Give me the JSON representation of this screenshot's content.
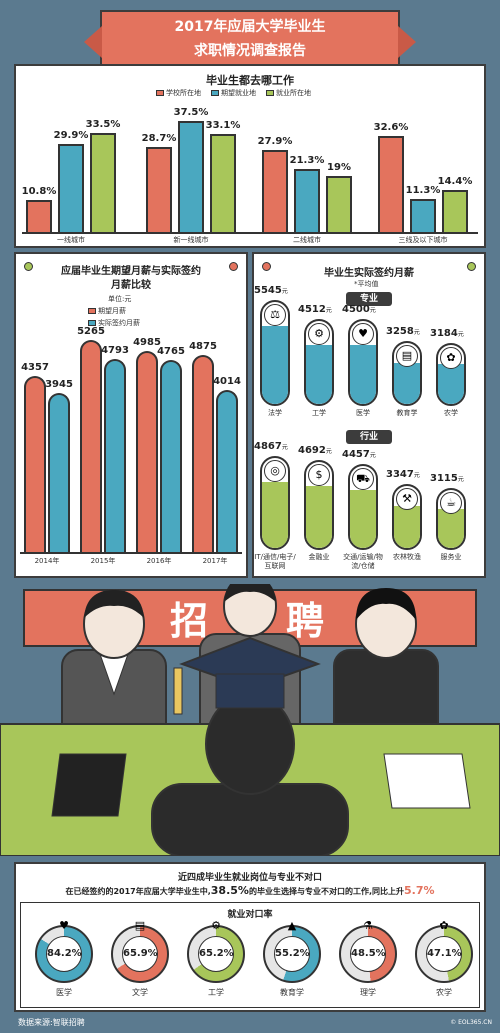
{
  "header": {
    "title_line1": "2017年应届大学毕业生",
    "title_line2": "求职情况调查报告"
  },
  "colors": {
    "red": "#e3735e",
    "blue": "#4aa8c0",
    "green": "#a8c65a",
    "dark": "#3c3c3c"
  },
  "chart1": {
    "chart_data": {
      "type": "bar",
      "title": "毕业生都去哪工作",
      "categories": [
        "一线城市",
        "新一线城市",
        "二线城市",
        "三线及以下城市"
      ],
      "series": [
        {
          "name": "学校所在地",
          "values": [
            10.8,
            28.7,
            27.9,
            32.6
          ],
          "labels": [
            "10.8%",
            "28.7%",
            "27.9%",
            "32.6%"
          ]
        },
        {
          "name": "期望就业地",
          "values": [
            29.9,
            37.5,
            21.3,
            11.3
          ],
          "labels": [
            "29.9%",
            "37.5%",
            "21.3%",
            "11.3%"
          ]
        },
        {
          "name": "就业所在地",
          "values": [
            33.5,
            33.1,
            19.0,
            14.4
          ],
          "labels": [
            "33.5%",
            "33.1%",
            "19%",
            "14.4%"
          ]
        }
      ],
      "ylim": [
        0,
        40
      ]
    }
  },
  "chart2": {
    "unit": "单位:元",
    "chart_data": {
      "type": "bar",
      "title": "应届毕业生期望月薪与实际签约月薪比较",
      "title_line1": "应届毕业生期望月薪与实际签约",
      "title_line2": "月薪比较",
      "categories": [
        "2014年",
        "2015年",
        "2016年",
        "2017年"
      ],
      "series": [
        {
          "name": "期望月薪",
          "values": [
            4357,
            5265,
            4985,
            4875
          ]
        },
        {
          "name": "实际签约月薪",
          "values": [
            3945,
            4793,
            4765,
            4014
          ]
        }
      ],
      "ylim": [
        0,
        5600
      ]
    }
  },
  "chart3": {
    "title": "毕业生实际签约月薪",
    "note": "*平均值",
    "unit": "元",
    "chart_data": {
      "type": "bar",
      "title": "毕业生实际签约月薪",
      "groups": [
        {
          "name": "专业",
          "categories": [
            "法学",
            "工学",
            "医学",
            "教育学",
            "农学"
          ],
          "values": [
            5545,
            4512,
            4500,
            3258,
            3184
          ],
          "icons": [
            "scales-icon",
            "gear-icon",
            "stethoscope-icon",
            "book-icon",
            "wheat-icon"
          ]
        },
        {
          "name": "行业",
          "categories": [
            "IT/通信/电子/互联网",
            "金融业",
            "交通/运输/物流/仓储",
            "农林牧渔",
            "服务业"
          ],
          "values": [
            4867,
            4692,
            4457,
            3347,
            3115
          ],
          "icons": [
            "globe-icon",
            "coins-icon",
            "truck-icon",
            "tractor-icon",
            "service-icon"
          ]
        }
      ],
      "ylim": [
        0,
        6000
      ]
    }
  },
  "banner": {
    "chars": [
      "招",
      "聘"
    ]
  },
  "mismatch": {
    "title": "近四成毕业生就业岗位与专业不对口",
    "sentence_pre": "在已经签约的2017年应届大学毕业生中,",
    "sentence_pct": "38.5%",
    "sentence_mid": "的毕业生选择与专业不对口的工作,同比上升",
    "sentence_rise": "5.7%"
  },
  "chart4": {
    "chart_data": {
      "type": "pie",
      "title": "就业对口率",
      "categories": [
        "医学",
        "文学",
        "工学",
        "教育学",
        "理学",
        "农学"
      ],
      "values": [
        84.2,
        65.9,
        65.2,
        55.2,
        48.5,
        47.1
      ],
      "labels": [
        "84.2%",
        "65.9%",
        "65.2%",
        "55.2%",
        "48.5%",
        "47.1%"
      ],
      "colors": [
        "#4aa8c0",
        "#e3735e",
        "#a8c65a",
        "#4aa8c0",
        "#e3735e",
        "#a8c65a"
      ],
      "icons": [
        "stethoscope-icon",
        "book-icon",
        "gear-icon",
        "mortarboard-icon",
        "flask-icon",
        "wheat-icon"
      ]
    }
  },
  "footer": {
    "source": "数据来源:智联招聘",
    "credit": "© EOL365.CN"
  }
}
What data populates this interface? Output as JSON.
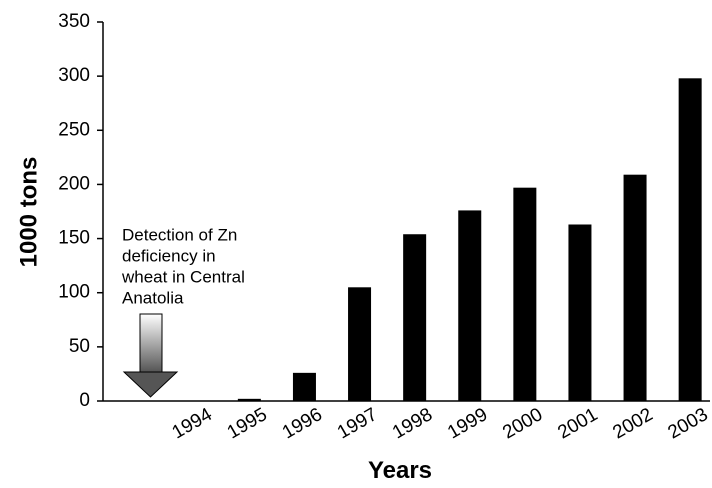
{
  "chart_data": {
    "type": "bar",
    "categories": [
      "1994",
      "1995",
      "1996",
      "1997",
      "1998",
      "1999",
      "2000",
      "2001",
      "2002",
      "2003"
    ],
    "values": [
      0,
      2,
      26,
      105,
      154,
      176,
      197,
      163,
      209,
      298
    ],
    "color": "#000000",
    "ylim": [
      0,
      350
    ],
    "yticks": [
      0,
      50,
      100,
      150,
      200,
      250,
      300,
      350
    ],
    "y_label": "1000 tons",
    "x_label": "Years",
    "annotation": [
      "Detection of Zn",
      "deficiency in",
      "wheat in Central",
      "Anatolia"
    ],
    "grid": false
  }
}
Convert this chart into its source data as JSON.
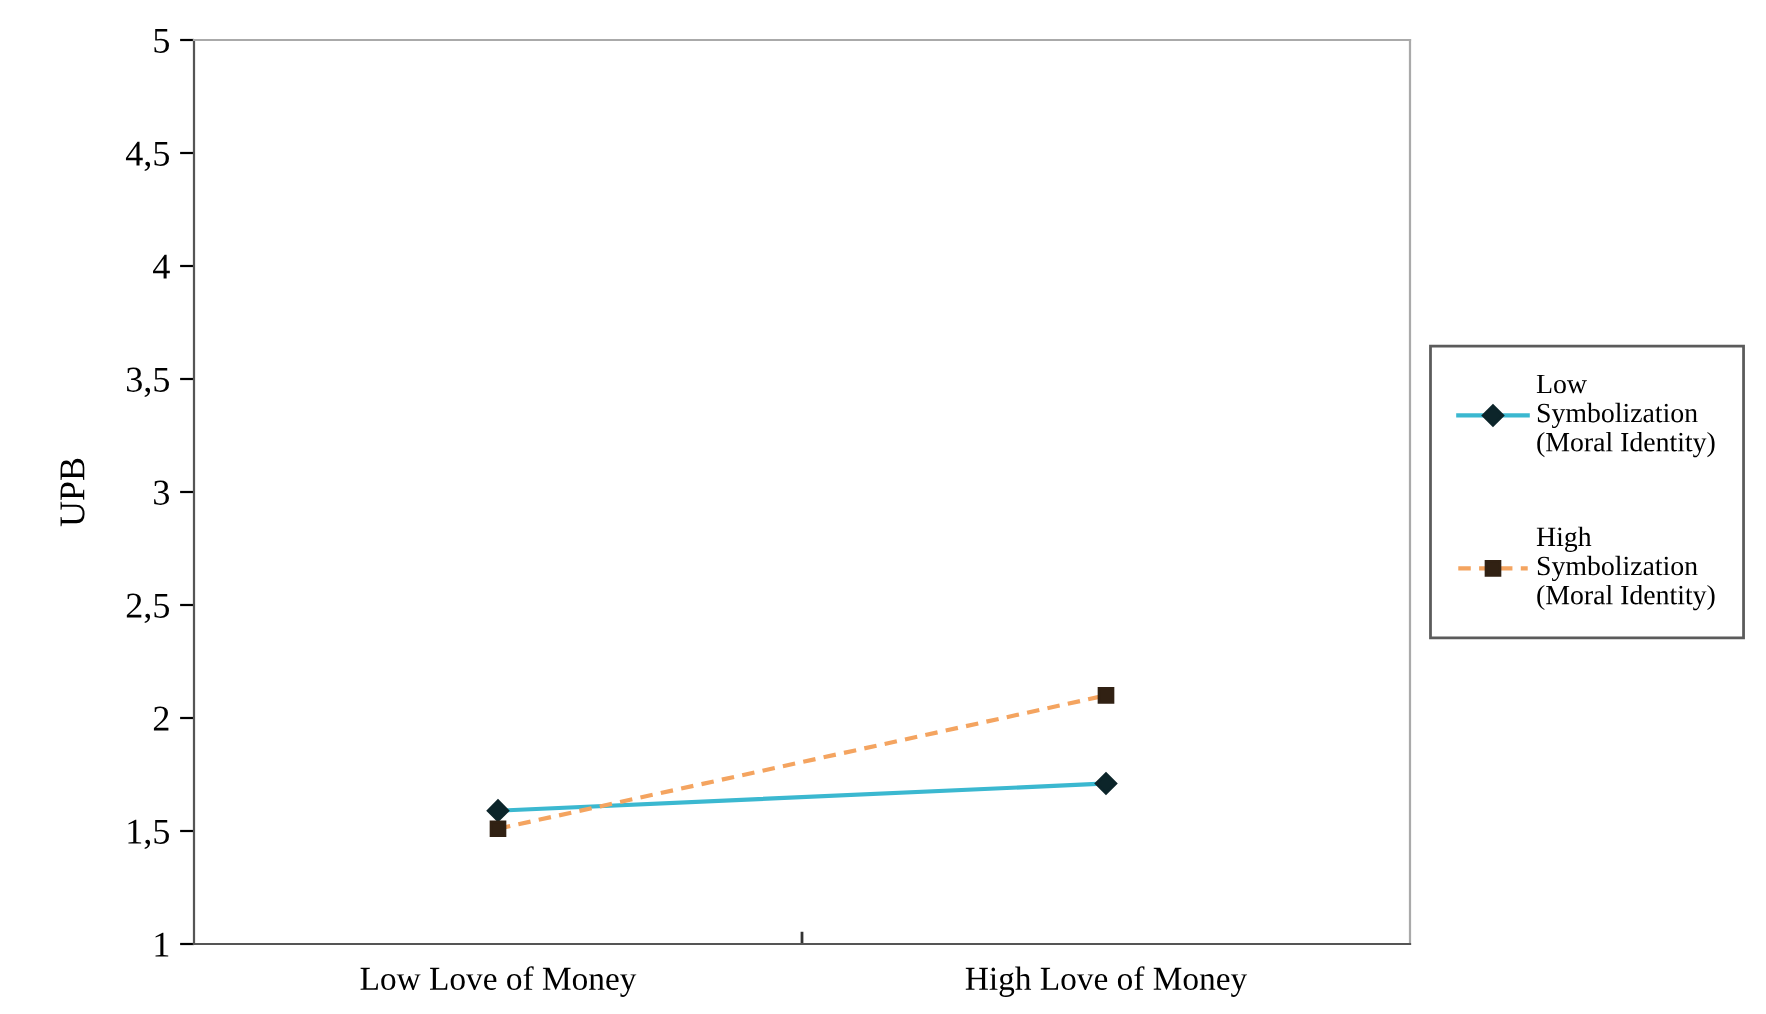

::::::

## THE TASK
Copy out the lines in which the string "JSON" appears.

## EXERCISE RESULT
Give me the JSON representation of this screenshot's content.
What data populates this interface? Output as JSON.
Convert this chart into its source data as JSON.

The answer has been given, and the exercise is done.